§ READING TEXT:

Start

A couple of weeks ago we had the opportunity to share with innovators in the use of open data for development in Latin America at Abrelatam/Condatos 17 in San José, Costa Rica (Many thanks to our “Tico” hosts for the great job at organizing the event!). Abrelatam/Condatos has always been a great space for discussing and reflecting on the use of open data for development and this year wasn’t the exception. The agenda was packed with key themes: open democracy and co-creation; data journalism; gender; violence and repression; natural resources; human rights; and much more! These conversations showed the maturity of the Latin American open data community and how it’s increasingly showing the value of open data to bolster efforts to understand and solve problems affecting people’s lives, and showing how to bring this idea into practice.

A hot topic on the agenda was open data about the use of public resources and the use of that data to strengthen citizen engagement and fighting corruption. There were many spaces – including a Follow the Money Happy Hour – to get to know initiatives on open contracting, budgets, extractive industries, data visualization and communication, feedback loops, user’s needs, and journalism. The ideas and experiences shared merit lots of conversation and reflection, in this blog post we want to focus on the main ideas that came up during the session we lead, “entangled”, and some questions we would like to see being discussed further in the community.

“Entangled” was a session organized by the Open Contracting Partnership and Global Integrity to share innovative experiences about opening, linking, and using open data to follow the money. The experiences presented contributed in different ways to the conversation:

  • Daniel Pineda from CoST Honduras shared the technical and political challenges faced in opening data about infrastructure projects and how the use of standards (Open Contracting Data Standard – OCDS – and CoST Infrastructure Data Standard) has facilitated the process of opening data and enabled the identification of red flags for corruption by civil society and government.
  • Irasema Guzman from the Mexican Ministry of Finance presented the progress in implementing and linking international standards (OCDS, Open Fiscal Data Package, and Extractive Industries Transparency Initiative), and in exploring new ways to communicate this data, enable people to understand it, and engaging citizens in the monitoring of infrastructure projects.
  • Eduard Martín-Borregón, from Proyecto en Organización, Desarrollo, Educación e Investigación (PODER), showed the projects QuiénEsQuién.Wiki, Contratistas del poder y TorreDeControl.org and reflected on the role of civil society in opening and improving the quality of open data. He also shared his experience in standardizing procurement data in Mexico, linking this data with data on beneficial ownership, and using this to develop tools for oversight and to bolster data journalism against corruption.
  • Ana Carolina Alpírez and Isaías Morales, from Ojo con Mi Pisto, shared their work accessing and opening data on public procurement in Guatemala and promoting the use of that data for citizen led journalism. Their experience showed the value of connecting procurement data with a deep understanding of local realities in order to understand how local networks manipulate the use of public resources and how to better trigger citizen action.   

These experiences kick-started a rich conversation among the nearly 50 participants in the session, the main ideas discussed can be classified into three themes: opening key data that is needed to follow the money,  data quality and standardization, and the use of this data to fight against corruption and address local problems.

The conversation around opening key data had two strands. Participants highlighted the challenges with getting access to the information, the relevance of requests for access to information to get the data, to validate the data, and to obtain additional information that is needed to carry out in-depth analysis and to communication. This led to a discussion about the value of transparency requirements in law (from Access to Information laws to requirements to open particular data sets and the information they need to contain), the importance of promoting collaboration in around locally prioritized issues, and, even further, the definition of requirements for the publication of data about public resources from actors beyond the executive, including other branches of government, extractive industries, public enterprises, and public private partnerships.

End

§ SUPPLIED MATERIAL:
Start

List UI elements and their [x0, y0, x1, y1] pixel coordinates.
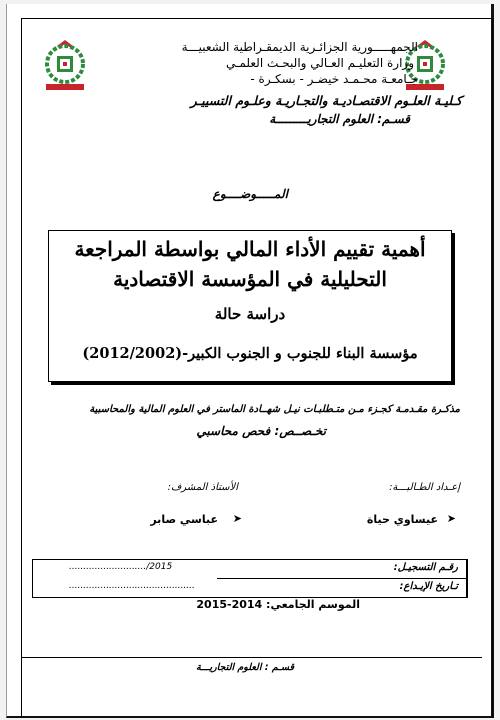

End

§ BRIEF 1: List the key agenda themes that the Abrelatam/Condatos report names for this year's event.
§ BRIEF 2: From the Abrelatam/Condatos report, copy verbatim the passage from "These experiences kick-started" to "address local problems.".

§ CORRECT RESPONSE 1:
- Open democracy and co-creation
- Data journalism
- Gender
- Violence and repression
- Natural resources
- Human rights

§ CORRECT RESPONSE 2:
These experiences kick-started a rich conversation among the nearly 50 participants in the session, the main ideas discussed can be classified into three themes: opening key data that is needed to follow the money,  data quality and standardization, and the use of this data to fight against corruption and address local problems.